══ Text extract ══
Parenting girls and the weight issue – Vogue Article on “fat” 7 year old and public backlash.

Parenting girls and the weight issue – Vogue Article on “fat” 7 year old and public backlash.

How would you respond to your 7 year old girl proclaiming that she’s fat? How can a parent successfully navigate this emotional minefield?

Parenting is inherently challenging and emotionally confronting. Dealing with your own weight and health can be hugely challenging and confronting as an individual. Dealing with a child with weight problems when you have body image and weight issues yourself, could be the most challenging of all. Childhood obesity is a very real and massive problem in society. Adult obesity is too. This recent VOGUE article and the massive public backlash shows just how important it is to deal with this issue with grace and emotional sensitivity.

Controversial VOGUE Article.
═══
══ Information provided ══
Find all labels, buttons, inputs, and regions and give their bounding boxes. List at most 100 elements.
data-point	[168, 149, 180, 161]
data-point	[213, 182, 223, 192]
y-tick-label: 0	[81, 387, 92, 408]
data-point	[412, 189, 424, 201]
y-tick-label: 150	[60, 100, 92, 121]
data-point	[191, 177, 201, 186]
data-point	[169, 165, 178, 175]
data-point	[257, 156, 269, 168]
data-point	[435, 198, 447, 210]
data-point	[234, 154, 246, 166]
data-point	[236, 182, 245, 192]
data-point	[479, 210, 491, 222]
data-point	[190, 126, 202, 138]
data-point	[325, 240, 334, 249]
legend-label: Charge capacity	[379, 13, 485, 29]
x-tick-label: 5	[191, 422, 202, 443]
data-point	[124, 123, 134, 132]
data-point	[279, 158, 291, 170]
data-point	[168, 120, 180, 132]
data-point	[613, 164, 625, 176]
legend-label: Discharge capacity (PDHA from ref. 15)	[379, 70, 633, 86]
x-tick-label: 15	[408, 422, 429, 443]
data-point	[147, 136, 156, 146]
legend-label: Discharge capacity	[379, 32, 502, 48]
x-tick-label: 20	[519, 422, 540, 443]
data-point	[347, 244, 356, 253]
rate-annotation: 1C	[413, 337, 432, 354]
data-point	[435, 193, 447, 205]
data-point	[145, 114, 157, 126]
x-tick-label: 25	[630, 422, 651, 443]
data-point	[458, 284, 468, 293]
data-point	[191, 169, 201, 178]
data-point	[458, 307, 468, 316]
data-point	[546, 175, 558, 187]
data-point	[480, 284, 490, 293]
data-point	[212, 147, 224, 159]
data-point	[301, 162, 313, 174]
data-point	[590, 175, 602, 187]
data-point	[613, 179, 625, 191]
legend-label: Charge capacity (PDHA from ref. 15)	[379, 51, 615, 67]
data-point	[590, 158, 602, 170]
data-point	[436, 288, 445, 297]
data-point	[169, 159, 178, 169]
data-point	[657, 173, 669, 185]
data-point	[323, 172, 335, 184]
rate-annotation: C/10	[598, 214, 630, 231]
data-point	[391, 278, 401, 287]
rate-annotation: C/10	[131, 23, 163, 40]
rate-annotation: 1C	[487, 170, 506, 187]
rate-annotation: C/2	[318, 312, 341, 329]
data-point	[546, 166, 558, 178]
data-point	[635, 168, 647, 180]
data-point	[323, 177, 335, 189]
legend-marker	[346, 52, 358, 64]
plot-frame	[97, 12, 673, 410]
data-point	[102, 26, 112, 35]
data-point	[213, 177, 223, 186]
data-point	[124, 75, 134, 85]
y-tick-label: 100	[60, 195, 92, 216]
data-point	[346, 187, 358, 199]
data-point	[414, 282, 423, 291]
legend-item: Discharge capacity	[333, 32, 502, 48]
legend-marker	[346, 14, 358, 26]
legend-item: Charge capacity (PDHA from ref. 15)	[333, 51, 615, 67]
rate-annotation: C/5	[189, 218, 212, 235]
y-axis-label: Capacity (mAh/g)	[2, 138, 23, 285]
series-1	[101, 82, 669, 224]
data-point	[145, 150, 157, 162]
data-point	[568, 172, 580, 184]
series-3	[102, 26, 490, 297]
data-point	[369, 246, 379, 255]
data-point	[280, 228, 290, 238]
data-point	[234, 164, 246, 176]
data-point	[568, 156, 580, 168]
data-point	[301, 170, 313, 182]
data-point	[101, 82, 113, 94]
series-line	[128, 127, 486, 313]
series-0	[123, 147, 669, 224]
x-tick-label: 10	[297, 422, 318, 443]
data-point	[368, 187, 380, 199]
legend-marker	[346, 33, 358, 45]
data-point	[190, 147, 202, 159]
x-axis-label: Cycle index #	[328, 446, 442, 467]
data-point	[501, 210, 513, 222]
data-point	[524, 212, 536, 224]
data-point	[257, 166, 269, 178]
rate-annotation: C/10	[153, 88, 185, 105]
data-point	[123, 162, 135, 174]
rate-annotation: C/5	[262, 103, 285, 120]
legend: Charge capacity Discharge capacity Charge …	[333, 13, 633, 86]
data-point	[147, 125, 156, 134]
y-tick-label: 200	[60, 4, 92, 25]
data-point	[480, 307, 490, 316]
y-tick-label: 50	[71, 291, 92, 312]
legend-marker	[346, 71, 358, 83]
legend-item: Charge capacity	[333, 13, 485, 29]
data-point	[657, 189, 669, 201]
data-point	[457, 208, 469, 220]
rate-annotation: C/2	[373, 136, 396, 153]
═══
__Work to complete__
**1.** In the post on parenting girls and weight, how is childhood obesity described?
**2.** Rewrite the part of the post on parenting girls and weight starting at "How would you" and ending at "and emotional sensitivity.", replacing "hugely" with "extremely".
The lines above have no connection to the post on parenting girls and weight.

__Outputs by task__
**1.** It is described as a very real and massive problem in society.

**2.**
How would you respond to your 7 year old girl proclaiming that she’s fat? How can a parent successfully navigate this emotional minefield?

Parenting is inherently challenging and emotionally confronting. Dealing with your own weight and health can be extremely challenging and confronting as an individual. Dealing with a child with weight problems when you have body image and weight issues yourself, could be the most challenging of all. Childhood obesity is a very real and massive problem in society. Adult obesity is too. This recent VOGUE article and the massive public backlash shows just how important it is to deal with this issue with grace and emotional sensitivity.